• **WORK TO DO**:
Look for the word "structure" in the entries below, then copy every line that has it.

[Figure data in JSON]
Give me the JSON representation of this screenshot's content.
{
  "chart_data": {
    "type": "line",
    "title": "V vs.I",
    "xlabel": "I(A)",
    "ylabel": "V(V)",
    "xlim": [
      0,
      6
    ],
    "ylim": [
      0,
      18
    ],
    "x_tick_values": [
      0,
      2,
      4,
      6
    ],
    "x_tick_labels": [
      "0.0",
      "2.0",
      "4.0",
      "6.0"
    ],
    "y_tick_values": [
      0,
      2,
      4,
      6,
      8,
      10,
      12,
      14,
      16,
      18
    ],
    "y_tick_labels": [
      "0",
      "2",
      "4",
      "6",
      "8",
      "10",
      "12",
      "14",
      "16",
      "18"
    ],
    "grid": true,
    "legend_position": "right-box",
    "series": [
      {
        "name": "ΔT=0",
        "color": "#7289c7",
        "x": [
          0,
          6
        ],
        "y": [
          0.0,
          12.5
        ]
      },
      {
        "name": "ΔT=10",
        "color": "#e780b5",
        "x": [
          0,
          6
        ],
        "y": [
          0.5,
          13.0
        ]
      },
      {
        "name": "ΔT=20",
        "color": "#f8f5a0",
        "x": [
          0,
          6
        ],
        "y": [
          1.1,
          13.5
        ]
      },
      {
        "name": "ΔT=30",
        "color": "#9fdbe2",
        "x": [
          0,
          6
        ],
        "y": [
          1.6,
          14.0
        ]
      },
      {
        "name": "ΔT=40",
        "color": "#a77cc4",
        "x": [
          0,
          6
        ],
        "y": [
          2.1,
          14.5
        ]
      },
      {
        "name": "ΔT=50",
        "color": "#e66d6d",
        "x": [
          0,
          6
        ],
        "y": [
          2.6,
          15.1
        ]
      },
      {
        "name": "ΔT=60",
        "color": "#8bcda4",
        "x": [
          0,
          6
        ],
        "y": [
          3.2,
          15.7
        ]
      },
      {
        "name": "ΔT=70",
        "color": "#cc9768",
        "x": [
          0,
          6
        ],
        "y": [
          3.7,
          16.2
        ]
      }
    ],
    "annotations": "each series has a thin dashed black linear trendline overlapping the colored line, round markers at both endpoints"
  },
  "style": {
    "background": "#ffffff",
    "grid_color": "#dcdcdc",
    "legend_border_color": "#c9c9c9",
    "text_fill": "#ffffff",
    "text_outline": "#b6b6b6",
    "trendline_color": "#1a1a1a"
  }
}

--

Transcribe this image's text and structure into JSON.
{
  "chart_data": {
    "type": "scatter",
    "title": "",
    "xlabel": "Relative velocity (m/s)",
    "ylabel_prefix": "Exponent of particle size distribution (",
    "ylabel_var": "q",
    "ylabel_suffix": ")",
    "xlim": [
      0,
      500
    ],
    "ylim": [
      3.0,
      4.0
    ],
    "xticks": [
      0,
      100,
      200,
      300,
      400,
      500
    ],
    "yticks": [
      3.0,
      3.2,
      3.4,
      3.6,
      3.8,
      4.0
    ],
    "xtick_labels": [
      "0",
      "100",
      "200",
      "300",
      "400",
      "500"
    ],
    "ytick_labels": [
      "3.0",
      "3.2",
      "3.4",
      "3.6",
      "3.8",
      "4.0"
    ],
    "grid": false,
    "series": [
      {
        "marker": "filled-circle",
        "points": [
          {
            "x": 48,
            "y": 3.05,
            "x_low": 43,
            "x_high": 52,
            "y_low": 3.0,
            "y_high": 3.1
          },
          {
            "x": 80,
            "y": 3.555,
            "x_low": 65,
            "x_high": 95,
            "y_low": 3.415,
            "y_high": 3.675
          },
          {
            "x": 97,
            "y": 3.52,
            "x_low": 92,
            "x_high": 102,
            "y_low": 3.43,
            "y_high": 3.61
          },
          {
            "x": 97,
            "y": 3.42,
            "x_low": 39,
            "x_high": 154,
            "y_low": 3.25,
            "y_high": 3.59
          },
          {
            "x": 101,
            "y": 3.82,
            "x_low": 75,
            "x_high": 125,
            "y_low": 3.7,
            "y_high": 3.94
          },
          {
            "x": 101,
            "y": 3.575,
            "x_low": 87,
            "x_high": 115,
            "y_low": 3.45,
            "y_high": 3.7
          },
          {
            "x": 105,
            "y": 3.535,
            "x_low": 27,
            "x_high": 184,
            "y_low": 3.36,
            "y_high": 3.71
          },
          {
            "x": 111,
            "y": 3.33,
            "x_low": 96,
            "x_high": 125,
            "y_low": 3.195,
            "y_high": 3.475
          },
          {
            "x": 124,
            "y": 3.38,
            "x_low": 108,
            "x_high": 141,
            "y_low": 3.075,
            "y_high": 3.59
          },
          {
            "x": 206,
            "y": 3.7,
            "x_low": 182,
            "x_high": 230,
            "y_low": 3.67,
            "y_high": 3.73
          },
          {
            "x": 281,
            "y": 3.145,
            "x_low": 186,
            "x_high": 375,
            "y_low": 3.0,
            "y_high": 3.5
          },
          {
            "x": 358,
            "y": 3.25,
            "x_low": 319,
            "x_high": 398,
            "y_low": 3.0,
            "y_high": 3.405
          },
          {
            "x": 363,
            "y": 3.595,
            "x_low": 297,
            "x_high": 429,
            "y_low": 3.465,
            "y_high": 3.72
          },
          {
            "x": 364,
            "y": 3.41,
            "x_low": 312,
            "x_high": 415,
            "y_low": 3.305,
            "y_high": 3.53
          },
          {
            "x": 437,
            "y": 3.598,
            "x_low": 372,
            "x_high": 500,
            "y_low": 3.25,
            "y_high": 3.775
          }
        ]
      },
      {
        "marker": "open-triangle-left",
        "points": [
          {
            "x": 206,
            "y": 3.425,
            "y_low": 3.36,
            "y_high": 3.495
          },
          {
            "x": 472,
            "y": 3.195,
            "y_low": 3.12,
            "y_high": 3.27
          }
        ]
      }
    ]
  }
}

* * *

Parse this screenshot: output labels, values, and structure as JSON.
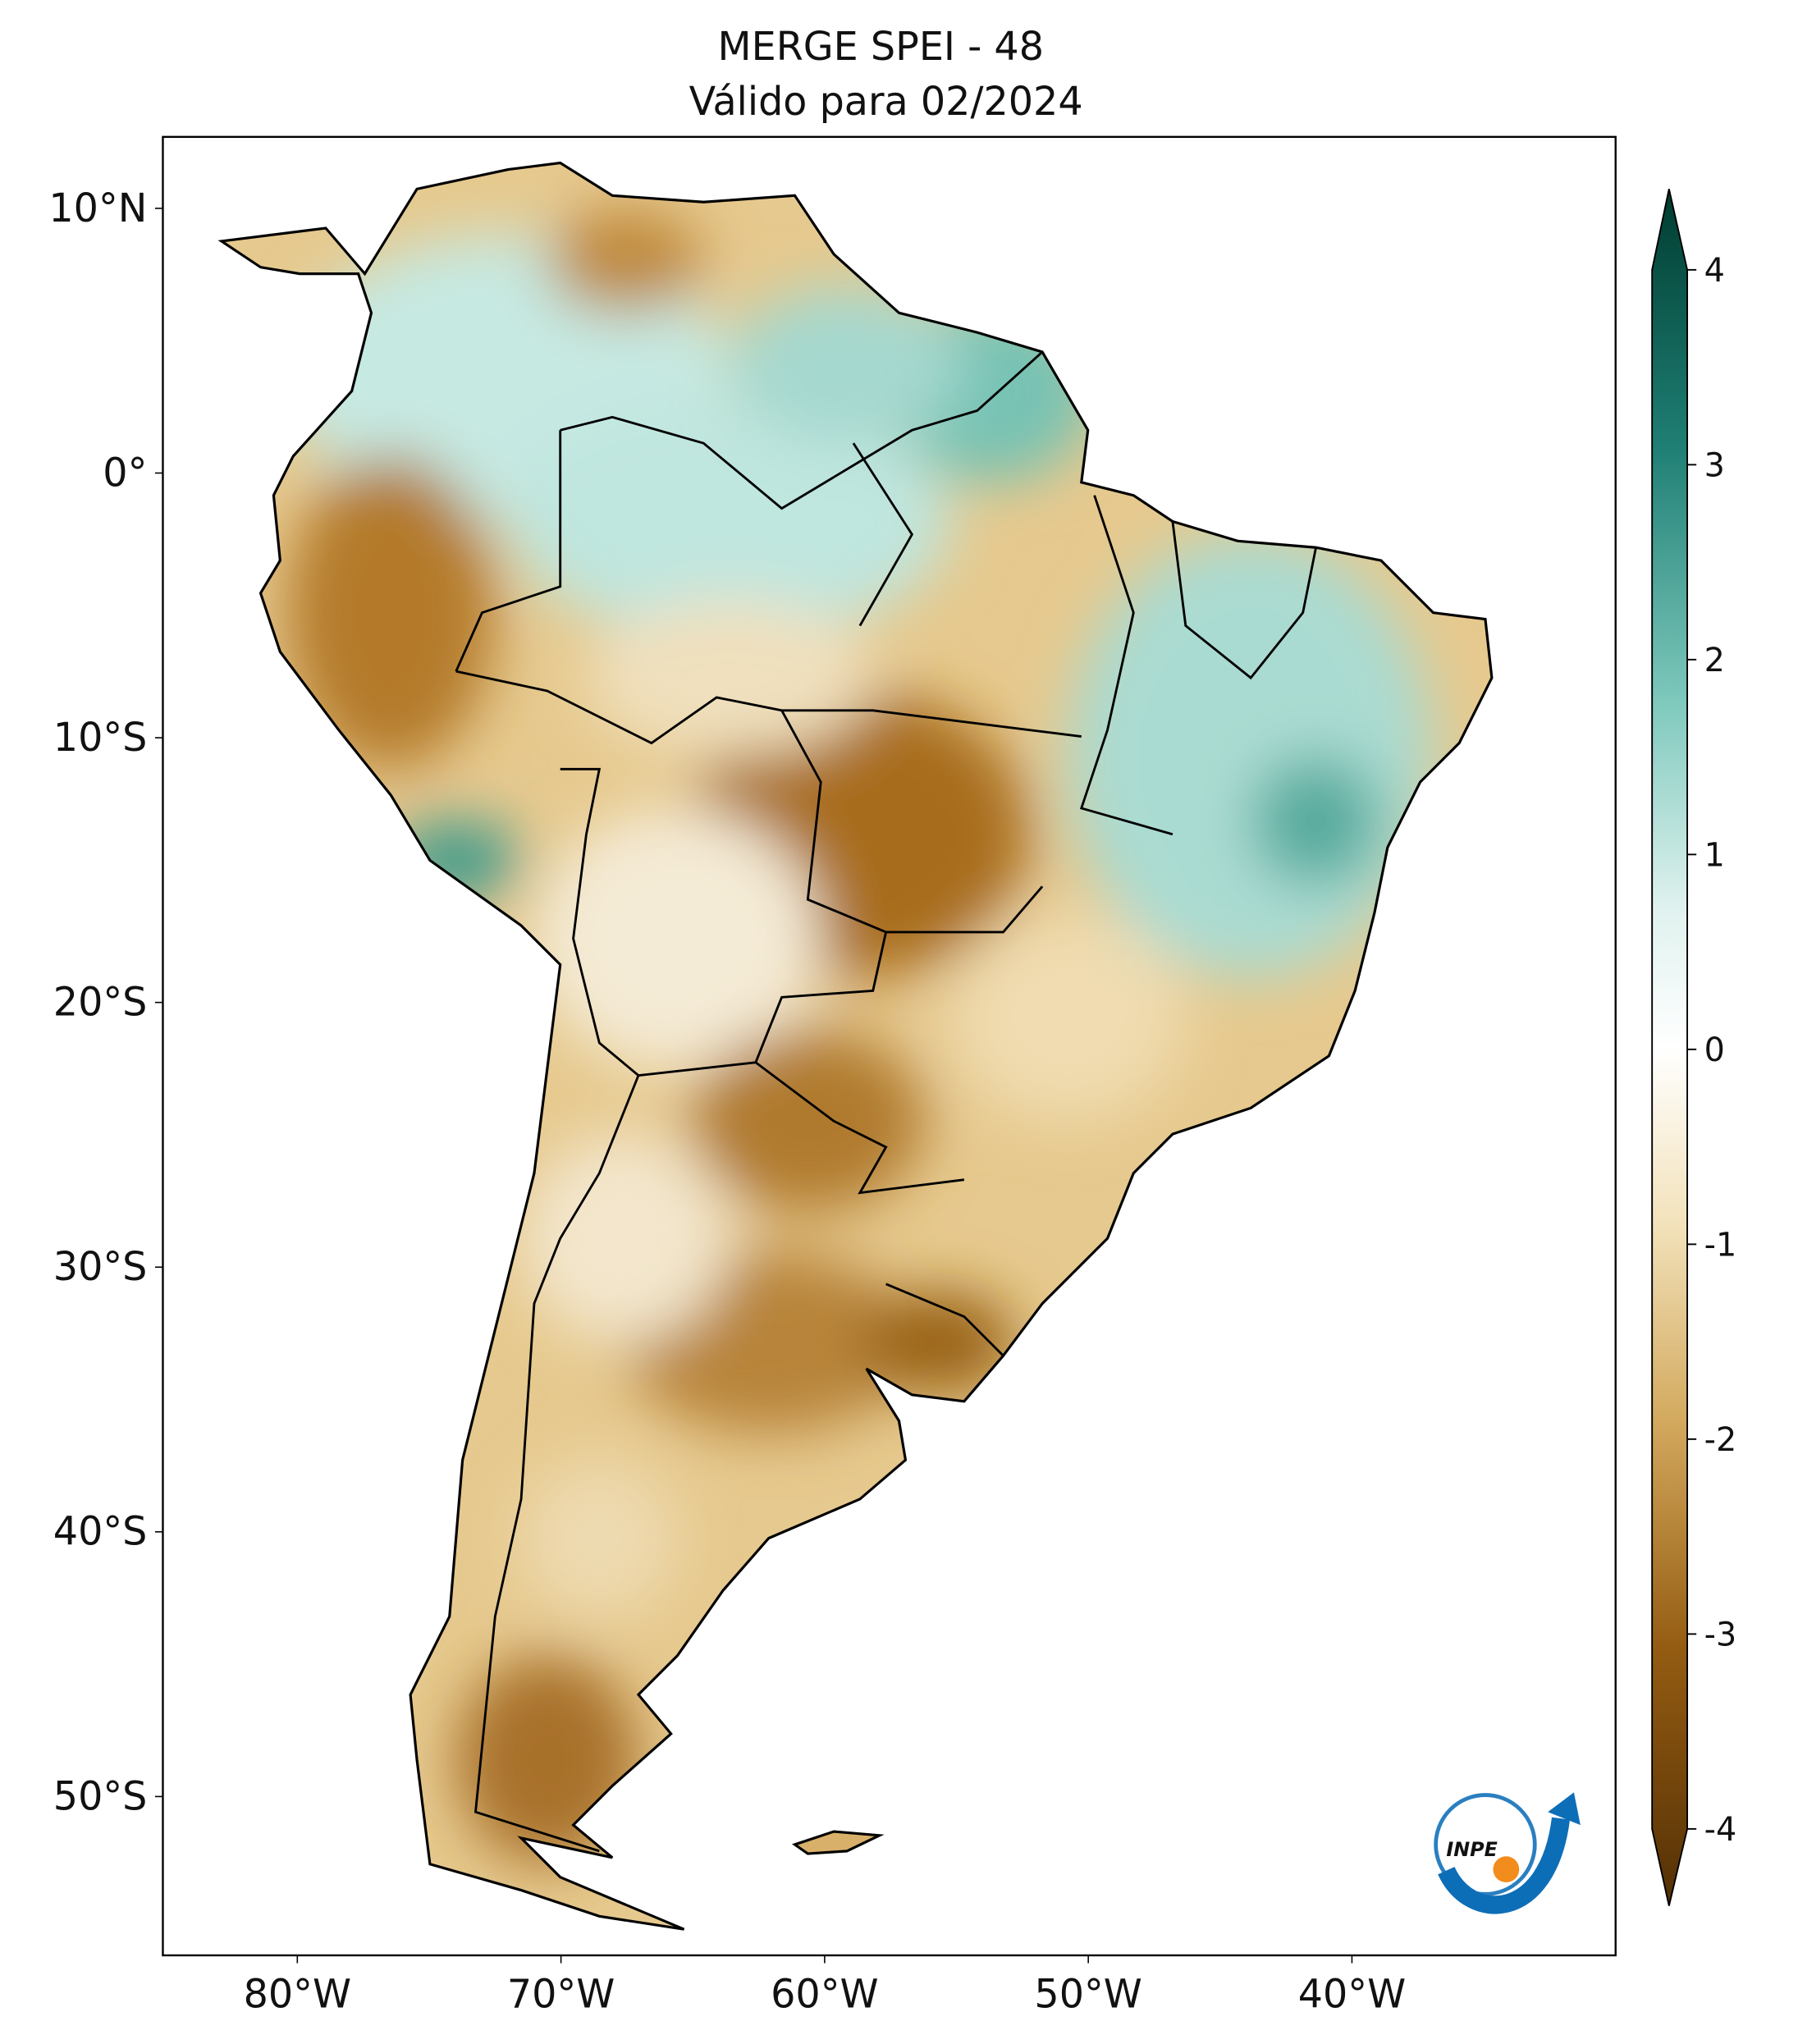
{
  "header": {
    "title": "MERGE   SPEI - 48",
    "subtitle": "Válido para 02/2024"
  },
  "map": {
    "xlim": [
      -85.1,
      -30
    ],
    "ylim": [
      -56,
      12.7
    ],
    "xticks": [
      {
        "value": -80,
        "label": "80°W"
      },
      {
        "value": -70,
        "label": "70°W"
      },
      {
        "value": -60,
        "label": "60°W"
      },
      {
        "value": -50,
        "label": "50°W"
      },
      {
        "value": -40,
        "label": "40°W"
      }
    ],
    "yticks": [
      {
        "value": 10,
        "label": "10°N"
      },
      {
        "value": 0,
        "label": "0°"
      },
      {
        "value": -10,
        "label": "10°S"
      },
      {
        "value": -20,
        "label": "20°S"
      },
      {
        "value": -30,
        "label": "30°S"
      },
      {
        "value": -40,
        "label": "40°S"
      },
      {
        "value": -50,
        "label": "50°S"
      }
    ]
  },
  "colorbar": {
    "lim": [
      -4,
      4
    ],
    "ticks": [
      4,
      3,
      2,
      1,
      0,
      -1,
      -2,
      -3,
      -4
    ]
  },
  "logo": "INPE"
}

• **ANSWER TO THE EXERCISE**:
Transcribe this image's text and structure into JSON.
Parse this screenshot: output labels, values, and structure as JSON.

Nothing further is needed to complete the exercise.